→ **INSTRUCTIONS TO FOLLOW**
Locate all lines in the data below that hold "title" and show them.

"""

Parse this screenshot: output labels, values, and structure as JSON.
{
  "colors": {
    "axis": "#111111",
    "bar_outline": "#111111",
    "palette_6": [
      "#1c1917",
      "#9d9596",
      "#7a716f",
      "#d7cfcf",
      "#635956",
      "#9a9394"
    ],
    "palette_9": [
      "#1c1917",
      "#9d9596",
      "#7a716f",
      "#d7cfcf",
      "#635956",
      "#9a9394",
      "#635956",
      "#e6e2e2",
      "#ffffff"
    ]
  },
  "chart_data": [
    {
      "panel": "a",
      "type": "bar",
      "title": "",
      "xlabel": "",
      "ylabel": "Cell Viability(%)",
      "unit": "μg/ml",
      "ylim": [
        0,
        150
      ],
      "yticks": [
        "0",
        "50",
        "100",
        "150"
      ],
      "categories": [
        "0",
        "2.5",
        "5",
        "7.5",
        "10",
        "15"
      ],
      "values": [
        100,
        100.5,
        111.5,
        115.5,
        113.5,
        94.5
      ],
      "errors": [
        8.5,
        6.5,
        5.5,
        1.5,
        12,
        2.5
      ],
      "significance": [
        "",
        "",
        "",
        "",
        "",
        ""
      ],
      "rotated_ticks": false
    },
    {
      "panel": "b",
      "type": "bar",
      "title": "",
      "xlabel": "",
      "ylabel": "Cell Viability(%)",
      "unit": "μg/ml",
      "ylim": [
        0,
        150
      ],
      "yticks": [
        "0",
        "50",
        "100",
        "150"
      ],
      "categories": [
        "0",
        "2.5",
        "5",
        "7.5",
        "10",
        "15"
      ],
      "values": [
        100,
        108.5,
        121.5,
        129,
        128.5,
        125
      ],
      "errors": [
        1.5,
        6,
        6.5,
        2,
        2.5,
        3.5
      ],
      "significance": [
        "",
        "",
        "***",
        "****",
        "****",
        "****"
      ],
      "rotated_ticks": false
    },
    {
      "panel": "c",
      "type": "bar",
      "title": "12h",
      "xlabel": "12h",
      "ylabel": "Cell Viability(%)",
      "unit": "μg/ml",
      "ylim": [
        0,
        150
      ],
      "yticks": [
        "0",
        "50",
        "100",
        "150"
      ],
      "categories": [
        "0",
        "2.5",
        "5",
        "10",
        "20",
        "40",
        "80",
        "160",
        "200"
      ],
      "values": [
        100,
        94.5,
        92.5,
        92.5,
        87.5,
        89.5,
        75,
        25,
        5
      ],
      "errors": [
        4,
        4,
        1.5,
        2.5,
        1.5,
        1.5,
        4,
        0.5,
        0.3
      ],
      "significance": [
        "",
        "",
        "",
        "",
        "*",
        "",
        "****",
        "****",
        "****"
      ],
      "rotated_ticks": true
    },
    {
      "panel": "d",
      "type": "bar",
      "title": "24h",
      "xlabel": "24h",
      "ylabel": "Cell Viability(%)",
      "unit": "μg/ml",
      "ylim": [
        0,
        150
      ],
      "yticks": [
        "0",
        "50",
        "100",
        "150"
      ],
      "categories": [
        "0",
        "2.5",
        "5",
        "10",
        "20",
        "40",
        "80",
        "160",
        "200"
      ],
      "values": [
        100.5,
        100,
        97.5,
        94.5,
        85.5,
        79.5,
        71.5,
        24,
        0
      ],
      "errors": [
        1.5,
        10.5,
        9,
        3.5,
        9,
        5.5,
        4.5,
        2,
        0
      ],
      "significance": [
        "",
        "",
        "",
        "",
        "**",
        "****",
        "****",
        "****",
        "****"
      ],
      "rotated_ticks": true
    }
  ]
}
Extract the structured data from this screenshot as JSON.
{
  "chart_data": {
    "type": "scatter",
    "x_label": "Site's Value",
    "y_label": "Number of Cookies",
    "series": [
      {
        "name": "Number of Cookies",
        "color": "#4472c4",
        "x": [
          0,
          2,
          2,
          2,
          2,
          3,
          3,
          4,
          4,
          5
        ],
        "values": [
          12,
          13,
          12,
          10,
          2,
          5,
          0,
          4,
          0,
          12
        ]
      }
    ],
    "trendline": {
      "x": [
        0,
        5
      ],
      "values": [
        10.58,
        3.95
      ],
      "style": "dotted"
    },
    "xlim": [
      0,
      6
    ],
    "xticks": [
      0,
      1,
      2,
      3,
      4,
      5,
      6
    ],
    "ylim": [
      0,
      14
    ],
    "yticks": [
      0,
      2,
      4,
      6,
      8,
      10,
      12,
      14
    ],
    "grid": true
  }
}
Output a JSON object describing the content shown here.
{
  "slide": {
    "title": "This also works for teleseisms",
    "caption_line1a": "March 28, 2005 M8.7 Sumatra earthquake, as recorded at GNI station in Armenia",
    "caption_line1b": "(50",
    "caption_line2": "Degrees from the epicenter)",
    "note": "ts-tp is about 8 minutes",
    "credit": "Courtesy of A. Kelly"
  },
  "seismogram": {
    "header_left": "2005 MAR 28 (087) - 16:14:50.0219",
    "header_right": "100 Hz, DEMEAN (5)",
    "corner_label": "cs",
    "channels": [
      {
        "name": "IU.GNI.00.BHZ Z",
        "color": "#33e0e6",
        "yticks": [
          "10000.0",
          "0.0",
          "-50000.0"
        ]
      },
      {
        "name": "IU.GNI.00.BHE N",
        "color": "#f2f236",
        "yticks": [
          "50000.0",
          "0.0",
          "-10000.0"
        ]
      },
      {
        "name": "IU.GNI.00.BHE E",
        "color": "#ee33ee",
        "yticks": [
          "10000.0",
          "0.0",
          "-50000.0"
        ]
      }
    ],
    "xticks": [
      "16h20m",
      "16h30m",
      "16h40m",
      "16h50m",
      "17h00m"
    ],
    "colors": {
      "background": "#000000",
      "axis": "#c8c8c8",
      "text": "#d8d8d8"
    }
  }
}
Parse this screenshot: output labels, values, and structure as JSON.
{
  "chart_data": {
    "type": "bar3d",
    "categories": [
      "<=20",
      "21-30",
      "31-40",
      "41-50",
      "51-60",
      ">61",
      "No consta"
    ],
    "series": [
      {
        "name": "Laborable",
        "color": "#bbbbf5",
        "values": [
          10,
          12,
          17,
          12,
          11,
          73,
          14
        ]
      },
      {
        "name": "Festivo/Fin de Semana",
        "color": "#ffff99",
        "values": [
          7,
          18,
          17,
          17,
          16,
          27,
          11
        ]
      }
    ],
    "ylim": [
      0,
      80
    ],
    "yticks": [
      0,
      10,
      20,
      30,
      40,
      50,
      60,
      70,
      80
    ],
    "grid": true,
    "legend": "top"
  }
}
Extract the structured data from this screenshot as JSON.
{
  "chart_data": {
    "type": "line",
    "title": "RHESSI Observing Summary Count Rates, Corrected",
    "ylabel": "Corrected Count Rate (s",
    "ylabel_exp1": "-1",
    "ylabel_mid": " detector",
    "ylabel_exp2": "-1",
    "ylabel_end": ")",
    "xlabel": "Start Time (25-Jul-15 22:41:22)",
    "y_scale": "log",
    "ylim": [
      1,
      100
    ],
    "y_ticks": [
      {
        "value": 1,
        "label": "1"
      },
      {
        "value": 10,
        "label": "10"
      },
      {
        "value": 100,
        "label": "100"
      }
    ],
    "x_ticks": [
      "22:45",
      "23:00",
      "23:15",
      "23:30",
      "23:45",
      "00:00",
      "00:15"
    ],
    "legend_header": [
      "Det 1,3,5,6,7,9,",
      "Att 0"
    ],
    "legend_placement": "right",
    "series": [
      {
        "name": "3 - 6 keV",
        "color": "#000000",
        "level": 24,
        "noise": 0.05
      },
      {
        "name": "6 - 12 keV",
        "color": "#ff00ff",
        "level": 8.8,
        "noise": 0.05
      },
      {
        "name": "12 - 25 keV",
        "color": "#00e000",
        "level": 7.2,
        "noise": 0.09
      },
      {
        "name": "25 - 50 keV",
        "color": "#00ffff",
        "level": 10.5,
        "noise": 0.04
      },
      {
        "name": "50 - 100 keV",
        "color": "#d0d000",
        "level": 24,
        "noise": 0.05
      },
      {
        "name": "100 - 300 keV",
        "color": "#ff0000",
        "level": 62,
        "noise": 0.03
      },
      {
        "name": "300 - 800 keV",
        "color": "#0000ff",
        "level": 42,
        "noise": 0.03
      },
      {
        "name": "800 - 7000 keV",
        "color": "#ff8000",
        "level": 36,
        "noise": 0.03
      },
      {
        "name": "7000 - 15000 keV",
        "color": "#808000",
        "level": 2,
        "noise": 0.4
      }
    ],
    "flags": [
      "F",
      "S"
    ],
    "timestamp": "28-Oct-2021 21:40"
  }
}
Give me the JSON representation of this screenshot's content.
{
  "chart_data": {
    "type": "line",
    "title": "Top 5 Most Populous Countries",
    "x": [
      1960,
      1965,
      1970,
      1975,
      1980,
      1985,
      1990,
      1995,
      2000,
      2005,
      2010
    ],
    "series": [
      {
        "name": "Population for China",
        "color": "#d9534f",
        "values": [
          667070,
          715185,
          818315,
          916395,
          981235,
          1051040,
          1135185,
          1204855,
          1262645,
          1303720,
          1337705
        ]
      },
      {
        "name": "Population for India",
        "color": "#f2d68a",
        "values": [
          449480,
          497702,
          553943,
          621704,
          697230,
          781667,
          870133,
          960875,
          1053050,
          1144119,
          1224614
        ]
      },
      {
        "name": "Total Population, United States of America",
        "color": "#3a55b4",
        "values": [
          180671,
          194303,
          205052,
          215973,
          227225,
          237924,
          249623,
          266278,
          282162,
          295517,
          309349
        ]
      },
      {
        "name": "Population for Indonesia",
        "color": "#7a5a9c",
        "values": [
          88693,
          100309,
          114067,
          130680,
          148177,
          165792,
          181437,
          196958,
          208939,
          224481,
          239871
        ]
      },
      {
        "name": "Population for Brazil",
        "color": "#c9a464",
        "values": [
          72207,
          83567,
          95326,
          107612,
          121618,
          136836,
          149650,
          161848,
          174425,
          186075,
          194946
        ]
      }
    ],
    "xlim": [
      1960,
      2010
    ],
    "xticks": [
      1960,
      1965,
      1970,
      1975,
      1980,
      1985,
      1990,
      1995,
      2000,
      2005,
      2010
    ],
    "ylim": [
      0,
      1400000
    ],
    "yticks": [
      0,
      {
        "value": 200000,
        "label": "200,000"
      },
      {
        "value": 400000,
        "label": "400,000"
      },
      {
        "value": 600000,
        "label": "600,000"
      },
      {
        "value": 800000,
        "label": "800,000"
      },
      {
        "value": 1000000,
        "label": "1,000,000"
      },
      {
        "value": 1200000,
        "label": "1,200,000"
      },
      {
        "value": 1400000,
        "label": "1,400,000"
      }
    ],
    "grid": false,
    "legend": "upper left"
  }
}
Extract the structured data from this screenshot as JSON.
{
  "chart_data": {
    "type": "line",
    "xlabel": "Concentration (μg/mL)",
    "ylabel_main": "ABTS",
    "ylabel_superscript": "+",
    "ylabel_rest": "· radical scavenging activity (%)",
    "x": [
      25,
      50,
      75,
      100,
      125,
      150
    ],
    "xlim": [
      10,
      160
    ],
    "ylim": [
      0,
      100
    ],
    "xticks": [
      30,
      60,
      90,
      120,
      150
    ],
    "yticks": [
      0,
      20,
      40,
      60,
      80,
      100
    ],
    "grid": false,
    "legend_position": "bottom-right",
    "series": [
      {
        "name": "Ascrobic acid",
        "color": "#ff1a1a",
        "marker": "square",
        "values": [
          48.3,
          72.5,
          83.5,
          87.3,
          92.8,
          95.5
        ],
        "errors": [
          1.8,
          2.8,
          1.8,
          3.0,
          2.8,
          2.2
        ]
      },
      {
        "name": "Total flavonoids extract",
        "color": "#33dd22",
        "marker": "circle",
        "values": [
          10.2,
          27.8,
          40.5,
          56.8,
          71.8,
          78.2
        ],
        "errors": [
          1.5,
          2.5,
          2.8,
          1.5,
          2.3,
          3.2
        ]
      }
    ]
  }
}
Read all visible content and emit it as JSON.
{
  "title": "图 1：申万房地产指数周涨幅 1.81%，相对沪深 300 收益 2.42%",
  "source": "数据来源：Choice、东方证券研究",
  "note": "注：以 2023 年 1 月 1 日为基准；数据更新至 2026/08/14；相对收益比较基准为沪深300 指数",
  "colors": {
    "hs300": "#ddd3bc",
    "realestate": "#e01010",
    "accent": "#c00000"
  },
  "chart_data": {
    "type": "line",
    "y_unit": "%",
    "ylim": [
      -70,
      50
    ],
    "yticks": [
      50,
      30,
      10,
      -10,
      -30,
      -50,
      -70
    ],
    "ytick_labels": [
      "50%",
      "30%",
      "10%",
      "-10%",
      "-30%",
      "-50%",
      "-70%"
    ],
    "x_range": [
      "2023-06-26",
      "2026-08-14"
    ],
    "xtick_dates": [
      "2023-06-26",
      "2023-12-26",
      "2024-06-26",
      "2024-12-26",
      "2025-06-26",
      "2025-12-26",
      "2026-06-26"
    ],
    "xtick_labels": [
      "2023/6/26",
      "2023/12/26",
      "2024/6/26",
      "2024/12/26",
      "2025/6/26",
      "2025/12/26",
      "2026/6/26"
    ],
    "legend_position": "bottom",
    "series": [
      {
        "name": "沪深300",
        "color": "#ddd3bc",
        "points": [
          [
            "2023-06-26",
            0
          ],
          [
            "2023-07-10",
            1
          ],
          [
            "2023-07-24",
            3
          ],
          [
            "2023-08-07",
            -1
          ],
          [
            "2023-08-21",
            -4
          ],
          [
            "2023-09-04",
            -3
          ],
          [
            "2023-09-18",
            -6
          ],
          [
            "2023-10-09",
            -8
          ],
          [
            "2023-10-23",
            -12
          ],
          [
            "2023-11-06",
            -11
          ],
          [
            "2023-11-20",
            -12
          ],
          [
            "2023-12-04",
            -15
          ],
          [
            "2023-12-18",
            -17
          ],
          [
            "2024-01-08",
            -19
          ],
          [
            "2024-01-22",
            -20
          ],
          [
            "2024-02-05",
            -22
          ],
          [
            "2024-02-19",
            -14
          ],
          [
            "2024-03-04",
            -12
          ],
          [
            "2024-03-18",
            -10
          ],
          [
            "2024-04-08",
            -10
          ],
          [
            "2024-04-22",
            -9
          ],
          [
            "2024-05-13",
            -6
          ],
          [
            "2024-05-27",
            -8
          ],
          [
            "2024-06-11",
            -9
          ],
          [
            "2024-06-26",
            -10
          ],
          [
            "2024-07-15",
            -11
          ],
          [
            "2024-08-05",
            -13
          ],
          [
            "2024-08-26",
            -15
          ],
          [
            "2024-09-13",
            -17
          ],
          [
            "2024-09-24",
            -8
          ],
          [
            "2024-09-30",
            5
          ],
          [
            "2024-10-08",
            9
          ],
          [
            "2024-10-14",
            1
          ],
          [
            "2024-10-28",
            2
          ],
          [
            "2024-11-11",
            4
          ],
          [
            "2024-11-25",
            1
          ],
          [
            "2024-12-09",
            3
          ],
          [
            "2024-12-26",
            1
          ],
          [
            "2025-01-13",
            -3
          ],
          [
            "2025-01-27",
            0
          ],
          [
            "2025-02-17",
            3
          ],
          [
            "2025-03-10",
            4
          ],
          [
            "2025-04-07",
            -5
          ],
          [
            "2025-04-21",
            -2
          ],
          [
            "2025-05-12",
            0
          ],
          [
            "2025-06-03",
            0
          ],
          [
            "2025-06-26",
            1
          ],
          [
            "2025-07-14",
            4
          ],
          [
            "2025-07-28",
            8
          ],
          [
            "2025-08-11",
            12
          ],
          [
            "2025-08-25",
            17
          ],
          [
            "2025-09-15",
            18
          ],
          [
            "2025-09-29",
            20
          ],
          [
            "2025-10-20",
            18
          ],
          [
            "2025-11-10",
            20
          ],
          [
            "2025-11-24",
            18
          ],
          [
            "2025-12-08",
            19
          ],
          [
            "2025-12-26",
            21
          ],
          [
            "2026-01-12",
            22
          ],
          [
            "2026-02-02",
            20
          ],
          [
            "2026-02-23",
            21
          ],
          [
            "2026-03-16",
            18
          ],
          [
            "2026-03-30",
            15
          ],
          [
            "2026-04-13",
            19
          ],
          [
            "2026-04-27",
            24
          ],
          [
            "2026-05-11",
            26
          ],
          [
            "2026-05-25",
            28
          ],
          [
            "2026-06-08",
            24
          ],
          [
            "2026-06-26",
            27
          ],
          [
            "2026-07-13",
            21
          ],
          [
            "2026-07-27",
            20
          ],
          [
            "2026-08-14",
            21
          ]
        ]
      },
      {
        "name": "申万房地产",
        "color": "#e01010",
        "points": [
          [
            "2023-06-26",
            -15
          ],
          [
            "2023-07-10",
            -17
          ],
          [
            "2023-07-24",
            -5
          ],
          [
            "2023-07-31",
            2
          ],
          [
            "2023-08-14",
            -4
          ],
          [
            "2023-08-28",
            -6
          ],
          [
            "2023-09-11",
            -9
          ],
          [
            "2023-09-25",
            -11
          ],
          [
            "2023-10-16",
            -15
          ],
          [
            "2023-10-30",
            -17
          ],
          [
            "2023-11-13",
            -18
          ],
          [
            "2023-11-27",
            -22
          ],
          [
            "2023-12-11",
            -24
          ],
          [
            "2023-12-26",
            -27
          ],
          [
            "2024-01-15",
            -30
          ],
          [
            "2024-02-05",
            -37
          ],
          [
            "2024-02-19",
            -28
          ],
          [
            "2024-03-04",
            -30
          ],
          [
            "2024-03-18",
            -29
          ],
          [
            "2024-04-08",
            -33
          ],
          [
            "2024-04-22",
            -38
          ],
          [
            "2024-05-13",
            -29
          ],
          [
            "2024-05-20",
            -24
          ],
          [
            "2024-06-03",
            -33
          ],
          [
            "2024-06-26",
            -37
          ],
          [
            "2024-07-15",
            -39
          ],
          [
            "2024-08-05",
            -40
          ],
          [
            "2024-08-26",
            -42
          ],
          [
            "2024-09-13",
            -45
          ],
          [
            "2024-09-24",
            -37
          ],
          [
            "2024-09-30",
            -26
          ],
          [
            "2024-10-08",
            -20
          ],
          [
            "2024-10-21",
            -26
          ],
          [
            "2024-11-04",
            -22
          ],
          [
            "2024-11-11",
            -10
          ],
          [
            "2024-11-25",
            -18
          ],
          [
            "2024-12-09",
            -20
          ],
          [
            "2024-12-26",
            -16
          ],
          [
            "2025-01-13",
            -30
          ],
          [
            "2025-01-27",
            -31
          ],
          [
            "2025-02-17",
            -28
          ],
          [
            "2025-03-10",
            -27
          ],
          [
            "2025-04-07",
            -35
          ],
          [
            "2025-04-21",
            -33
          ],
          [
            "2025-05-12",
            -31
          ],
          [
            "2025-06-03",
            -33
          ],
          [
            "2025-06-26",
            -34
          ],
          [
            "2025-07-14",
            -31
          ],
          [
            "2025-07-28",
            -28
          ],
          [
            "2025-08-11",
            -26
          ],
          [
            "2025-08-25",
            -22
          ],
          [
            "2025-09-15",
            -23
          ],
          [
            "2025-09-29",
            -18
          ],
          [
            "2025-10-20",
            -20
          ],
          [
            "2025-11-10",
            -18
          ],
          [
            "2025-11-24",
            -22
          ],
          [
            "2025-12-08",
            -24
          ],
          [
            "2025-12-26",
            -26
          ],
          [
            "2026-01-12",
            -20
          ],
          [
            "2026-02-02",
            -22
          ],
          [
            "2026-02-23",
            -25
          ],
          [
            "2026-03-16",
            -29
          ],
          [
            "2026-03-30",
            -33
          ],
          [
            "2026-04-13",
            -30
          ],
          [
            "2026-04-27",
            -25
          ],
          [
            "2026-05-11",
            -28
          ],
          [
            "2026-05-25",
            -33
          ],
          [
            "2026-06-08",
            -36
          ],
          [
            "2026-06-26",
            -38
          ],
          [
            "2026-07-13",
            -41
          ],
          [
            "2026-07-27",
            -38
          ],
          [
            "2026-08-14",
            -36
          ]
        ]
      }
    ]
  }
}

"""

→ **THE RESULT**
      "title": "",
      "title": "",
      "title": "12h",
      "title": "24h",
    "title": "This also works for teleseisms",
    "title": "RHESSI Observing Summary Count Rates, Corrected",
    "title": "Top 5 Most Populous Countries",
  "title": "图 1：申万房地产指数周涨幅 1.81%，相对沪深 300 收益 2.42%",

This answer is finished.